- _TASK STATEMENT_
Search the records for the string "Eosinophils" and return each line that has it.

- _DATA LISTING_
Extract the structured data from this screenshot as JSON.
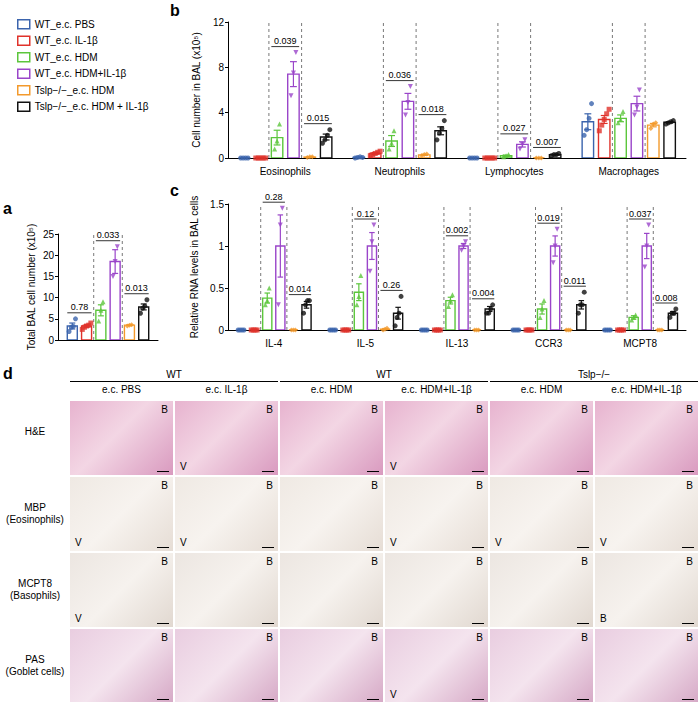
{
  "chart_data": [
    {
      "panel": "a",
      "type": "bar",
      "y_label": "Total BAL cell number (x10⁵)",
      "categories": [
        null
      ],
      "legend": "top-left",
      "grid": false,
      "ylim": [
        0,
        25
      ],
      "yticks": [
        0,
        5,
        10,
        15,
        20,
        25
      ],
      "series": [
        {
          "name": "WT_e.c. PBS",
          "color": "#3b64ad",
          "marker": "circle",
          "values": [
            3.3
          ],
          "errors": [
            0.7
          ],
          "points": [
            [
              2,
              3,
              3.2,
              5
            ]
          ]
        },
        {
          "name": "WT_e.c. IL-1β",
          "color": "#e0322b",
          "marker": "square",
          "values": [
            3.3
          ],
          "errors": [
            0.3
          ],
          "points": [
            [
              2.5,
              3,
              3.3,
              3.5,
              4
            ]
          ]
        },
        {
          "name": "WT_e.c. HDM",
          "color": "#5cc63c",
          "marker": "triangle",
          "values": [
            7
          ],
          "errors": [
            1.3
          ],
          "points": [
            [
              4.5,
              7,
              9
            ]
          ]
        },
        {
          "name": "WT_e.c. HDM+IL-1β",
          "color": "#9a45c9",
          "marker": "triangle_down",
          "values": [
            18.5
          ],
          "errors": [
            2.8
          ],
          "points": [
            [
              15,
              18.5,
              22
            ]
          ]
        },
        {
          "name": "Tslp−/−_e.c. HDM",
          "color": "#f39a2c",
          "marker": "diamond",
          "values": [
            3.5
          ],
          "errors": [
            0.1
          ],
          "points": [
            [
              3.3,
              3.5,
              3.6
            ]
          ]
        },
        {
          "name": "Tslp−/−_e.c. HDM + IL-1β",
          "color": "#111111",
          "marker": "circle",
          "values": [
            7.8
          ],
          "errors": [
            0.7
          ],
          "points": [
            [
              6.3,
              7.5,
              8,
              9.5
            ]
          ]
        }
      ],
      "comparisons": [
        {
          "category": null,
          "groups": [
            "WT_e.c. PBS",
            "WT_e.c. IL-1β"
          ],
          "p": 0.78
        },
        {
          "category": null,
          "groups": [
            "WT_e.c. HDM",
            "WT_e.c. HDM+IL-1β"
          ],
          "p": 0.033
        },
        {
          "category": null,
          "groups": [
            "Tslp−/−_e.c. HDM",
            "Tslp−/−_e.c. HDM + IL-1β"
          ],
          "p": 0.013
        }
      ]
    },
    {
      "panel": "b",
      "type": "bar",
      "y_label": "Cell number in BAL (x10⁵)",
      "categories": [
        "Eosinophils",
        "Neutrophils",
        "Lymphocytes",
        "Macrophages"
      ],
      "grid": false,
      "ylim": [
        0,
        12
      ],
      "yticks": [
        0,
        4,
        8,
        12
      ],
      "series": [
        {
          "name": "WT_e.c. PBS",
          "color": "#3b64ad",
          "marker": "circle",
          "values": [
            0,
            0.05,
            0,
            3.2
          ],
          "errors": [
            0,
            0.03,
            0,
            0.7
          ],
          "points": [
            [
              0,
              0,
              0,
              0
            ],
            [
              0,
              0.05,
              0.1,
              0.05
            ],
            [
              0,
              0,
              0,
              0
            ],
            [
              2,
              2.5,
              3.5,
              4.8
            ]
          ]
        },
        {
          "name": "WT_e.c. IL-1β",
          "color": "#e0322b",
          "marker": "square",
          "values": [
            0,
            0.4,
            0,
            3.4
          ],
          "errors": [
            0,
            0.08,
            0,
            0.35
          ],
          "points": [
            [
              0,
              0,
              0,
              0,
              0
            ],
            [
              0.2,
              0.3,
              0.4,
              0.5,
              0.6
            ],
            [
              0,
              0,
              0,
              0,
              0
            ],
            [
              2.4,
              2.9,
              3.4,
              3.9,
              4.3
            ]
          ]
        },
        {
          "name": "WT_e.c. HDM",
          "color": "#5cc63c",
          "marker": "triangle",
          "values": [
            1.8,
            1.5,
            0.2,
            3.5
          ],
          "errors": [
            0.65,
            0.48,
            0.06,
            0.3
          ],
          "points": [
            [
              0.8,
              1.5,
              3
            ],
            [
              0.8,
              1.3,
              2.4
            ],
            [
              0.1,
              0.2,
              0.3
            ],
            [
              3.1,
              3.4,
              4.1
            ]
          ]
        },
        {
          "name": "WT_e.c. HDM+IL-1β",
          "color": "#9a45c9",
          "marker": "triangle_down",
          "values": [
            7.4,
            5,
            1.2,
            4.8
          ],
          "errors": [
            1.1,
            0.7,
            0.23,
            0.65
          ],
          "points": [
            [
              5.5,
              7.5,
              9.3
            ],
            [
              3.8,
              4.9,
              6.3
            ],
            [
              0.8,
              1.2,
              1.6
            ],
            [
              3.8,
              4.5,
              6
            ]
          ]
        },
        {
          "name": "Tslp−/−_e.c. HDM",
          "color": "#f39a2c",
          "marker": "diamond",
          "values": [
            0.08,
            0.28,
            0,
            2.9
          ],
          "errors": [
            0.02,
            0.05,
            0,
            0.15
          ],
          "points": [
            [
              0.05,
              0.1,
              0.1
            ],
            [
              0.2,
              0.3,
              0.35
            ],
            [
              0,
              0,
              0
            ],
            [
              2.6,
              3,
              3.1
            ]
          ]
        },
        {
          "name": "Tslp−/−_e.c. HDM + IL-1β",
          "color": "#111111",
          "marker": "circle",
          "values": [
            1.85,
            2.4,
            0.3,
            3.15
          ],
          "errors": [
            0.26,
            0.35,
            0.04,
            0.06
          ],
          "points": [
            [
              1.3,
              1.6,
              2,
              2.5
            ],
            [
              1.6,
              2.2,
              2.6,
              3.3
            ],
            [
              0.2,
              0.3,
              0.3,
              0.4
            ],
            [
              3,
              3.1,
              3.2,
              3.3
            ]
          ]
        }
      ],
      "comparisons": [
        {
          "category": "Eosinophils",
          "groups": [
            "WT_e.c. HDM",
            "WT_e.c. HDM+IL-1β"
          ],
          "p": 0.039
        },
        {
          "category": "Eosinophils",
          "groups": [
            "Tslp−/−_e.c. HDM",
            "Tslp−/−_e.c. HDM + IL-1β"
          ],
          "p": 0.015
        },
        {
          "category": "Neutrophils",
          "groups": [
            "WT_e.c. HDM",
            "WT_e.c. HDM+IL-1β"
          ],
          "p": 0.036
        },
        {
          "category": "Neutrophils",
          "groups": [
            "Tslp−/−_e.c. HDM",
            "Tslp−/−_e.c. HDM + IL-1β"
          ],
          "p": 0.018
        },
        {
          "category": "Lymphocytes",
          "groups": [
            "WT_e.c. HDM",
            "WT_e.c. HDM+IL-1β"
          ],
          "p": 0.027
        },
        {
          "category": "Lymphocytes",
          "groups": [
            "Tslp−/−_e.c. HDM",
            "Tslp−/−_e.c. HDM + IL-1β"
          ],
          "p": 0.007
        }
      ]
    },
    {
      "panel": "c",
      "type": "bar",
      "y_label": "Relative RNA levels in BAL cells",
      "categories": [
        "IL-4",
        "IL-5",
        "IL-13",
        "CCR3",
        "MCPT8"
      ],
      "grid": false,
      "ylim": [
        0,
        1.5
      ],
      "yticks": [
        0,
        0.5,
        1,
        1.5
      ],
      "series": [
        {
          "name": "WT_e.c. PBS",
          "color": "#3b64ad",
          "marker": "circle",
          "values": [
            0,
            0,
            0,
            0,
            0
          ],
          "errors": [
            0,
            0,
            0,
            0,
            0
          ],
          "points": [
            [
              0,
              0,
              0,
              0
            ],
            [
              0,
              0,
              0,
              0
            ],
            [
              0,
              0,
              0,
              0
            ],
            [
              0,
              0,
              0,
              0
            ],
            [
              0,
              0,
              0,
              0
            ]
          ]
        },
        {
          "name": "WT_e.c. IL-1β",
          "color": "#e0322b",
          "marker": "square",
          "values": [
            0,
            0,
            0,
            0,
            0
          ],
          "errors": [
            0,
            0,
            0,
            0,
            0
          ],
          "points": [
            [
              0,
              0,
              0,
              0
            ],
            [
              0,
              0,
              0,
              0
            ],
            [
              0,
              0,
              0,
              0
            ],
            [
              0,
              0,
              0,
              0
            ],
            [
              0,
              0,
              0,
              0
            ]
          ]
        },
        {
          "name": "WT_e.c. HDM",
          "color": "#5cc63c",
          "marker": "triangle",
          "values": [
            0.38,
            0.45,
            0.35,
            0.25,
            0.15
          ],
          "errors": [
            0.06,
            0.1,
            0.04,
            0.06,
            0.02
          ],
          "points": [
            [
              0.3,
              0.35,
              0.5
            ],
            [
              0.3,
              0.4,
              0.65
            ],
            [
              0.28,
              0.35,
              0.42
            ],
            [
              0.15,
              0.25,
              0.35
            ],
            [
              0.12,
              0.15,
              0.18
            ]
          ]
        },
        {
          "name": "WT_e.c. HDM+IL-1β",
          "color": "#9a45c9",
          "marker": "triangle_down",
          "values": [
            1,
            1,
            1,
            1,
            1
          ],
          "errors": [
            0.37,
            0.16,
            0.03,
            0.12,
            0.15
          ],
          "points": [
            [
              0.3,
              1.25,
              1.45
            ],
            [
              0.7,
              1.05,
              1.25
            ],
            [
              0.95,
              1,
              1.05
            ],
            [
              0.8,
              1,
              1.2
            ],
            [
              0.75,
              1,
              1.25
            ]
          ]
        },
        {
          "name": "Tslp−/−_e.c. HDM",
          "color": "#f39a2c",
          "marker": "diamond",
          "values": [
            0,
            0.01,
            0,
            0,
            0
          ],
          "errors": [
            0,
            0,
            0,
            0,
            0
          ],
          "points": [
            [
              0,
              0,
              0
            ],
            [
              0,
              0.01,
              0.02
            ],
            [
              0,
              0,
              0
            ],
            [
              0,
              0,
              0
            ],
            [
              0,
              0,
              0
            ]
          ]
        },
        {
          "name": "Tslp−/−_e.c. HDM + IL-1β",
          "color": "#111111",
          "marker": "circle",
          "values": [
            0.3,
            0.2,
            0.25,
            0.3,
            0.2
          ],
          "errors": [
            0.04,
            0.07,
            0.03,
            0.05,
            0.02
          ],
          "points": [
            [
              0.2,
              0.3,
              0.35,
              0.35
            ],
            [
              0.05,
              0.15,
              0.2,
              0.4
            ],
            [
              0.2,
              0.2,
              0.25,
              0.3
            ],
            [
              0.2,
              0.3,
              0.3,
              0.45
            ],
            [
              0.15,
              0.2,
              0.2,
              0.25
            ]
          ]
        }
      ],
      "comparisons": [
        {
          "category": "IL-4",
          "groups": [
            "WT_e.c. HDM",
            "WT_e.c. HDM+IL-1β"
          ],
          "p": 0.28
        },
        {
          "category": "IL-4",
          "groups": [
            "Tslp−/−_e.c. HDM",
            "Tslp−/−_e.c. HDM + IL-1β"
          ],
          "p": 0.014
        },
        {
          "category": "IL-5",
          "groups": [
            "WT_e.c. HDM",
            "WT_e.c. HDM+IL-1β"
          ],
          "p": 0.12
        },
        {
          "category": "IL-5",
          "groups": [
            "Tslp−/−_e.c. HDM",
            "Tslp−/−_e.c. HDM + IL-1β"
          ],
          "p": 0.26
        },
        {
          "category": "IL-13",
          "groups": [
            "WT_e.c. HDM",
            "WT_e.c. HDM+IL-1β"
          ],
          "p": 0.002
        },
        {
          "category": "IL-13",
          "groups": [
            "Tslp−/−_e.c. HDM",
            "Tslp−/−_e.c. HDM + IL-1β"
          ],
          "p": 0.004
        },
        {
          "category": "CCR3",
          "groups": [
            "WT_e.c. HDM",
            "WT_e.c. HDM+IL-1β"
          ],
          "p": 0.019
        },
        {
          "category": "CCR3",
          "groups": [
            "Tslp−/−_e.c. HDM",
            "Tslp−/−_e.c. HDM + IL-1β"
          ],
          "p": 0.011
        },
        {
          "category": "MCPT8",
          "groups": [
            "WT_e.c. HDM",
            "WT_e.c. HDM+IL-1β"
          ],
          "p": 0.037
        },
        {
          "category": "MCPT8",
          "groups": [
            "Tslp−/−_e.c. HDM",
            "Tslp−/−_e.c. HDM + IL-1β"
          ],
          "p": 0.008
        }
      ]
    }
  ],
  "panel_d": {
    "panel": "d",
    "genotype_headers": [
      {
        "label": "WT",
        "span": 2
      },
      {
        "label": "WT",
        "span": 2
      },
      {
        "label": "Tslp−/−",
        "span": 2
      }
    ],
    "column_headers": [
      "e.c. PBS",
      "e.c. IL-1β",
      "e.c. HDM",
      "e.c. HDM+IL-1β",
      "e.c. HDM",
      "e.c. HDM+IL-1β"
    ],
    "rows": [
      {
        "label": "H&E",
        "sublabel": null,
        "cells": [
          [
            "B"
          ],
          [
            "B",
            "V"
          ],
          [
            "B"
          ],
          [
            "B",
            "V"
          ],
          [
            "B"
          ],
          [
            "B"
          ]
        ]
      },
      {
        "label": "MBP",
        "sublabel": "(Eosinophils)",
        "cells": [
          [
            "B",
            "V"
          ],
          [
            "B",
            "V"
          ],
          [
            "B"
          ],
          [
            "B",
            "V"
          ],
          [
            "B",
            "V"
          ],
          [
            "B",
            "V"
          ]
        ]
      },
      {
        "label": "MCPT8",
        "sublabel": "(Basophils)",
        "cells": [
          [
            "B",
            "V"
          ],
          [
            "B"
          ],
          [
            "B"
          ],
          [
            "B"
          ],
          [
            "B"
          ],
          [
            "B",
            "B"
          ]
        ]
      },
      {
        "label": "PAS",
        "sublabel": "(Goblet cells)",
        "cells": [
          [
            "B"
          ],
          [
            "B"
          ],
          [
            "B"
          ],
          [
            "B",
            "V"
          ],
          [
            "B"
          ],
          [
            "B"
          ]
        ]
      }
    ]
  }
}
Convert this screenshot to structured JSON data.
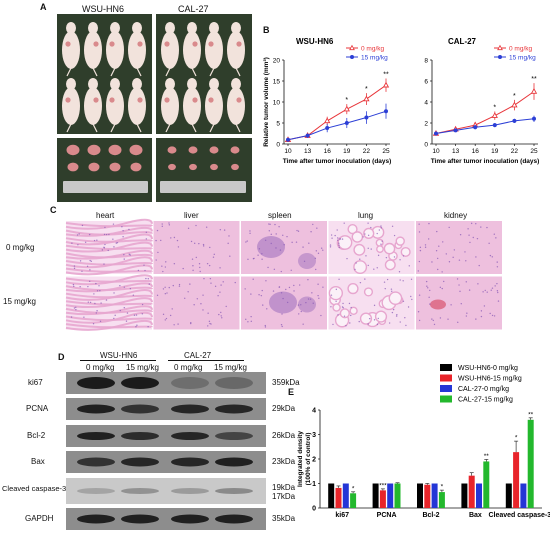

- _THE ANSWER_
        "Eosinophils",
          "category": "Eosinophils",
          "category": "Eosinophils",
        "sublabel": "(Eosinophils)",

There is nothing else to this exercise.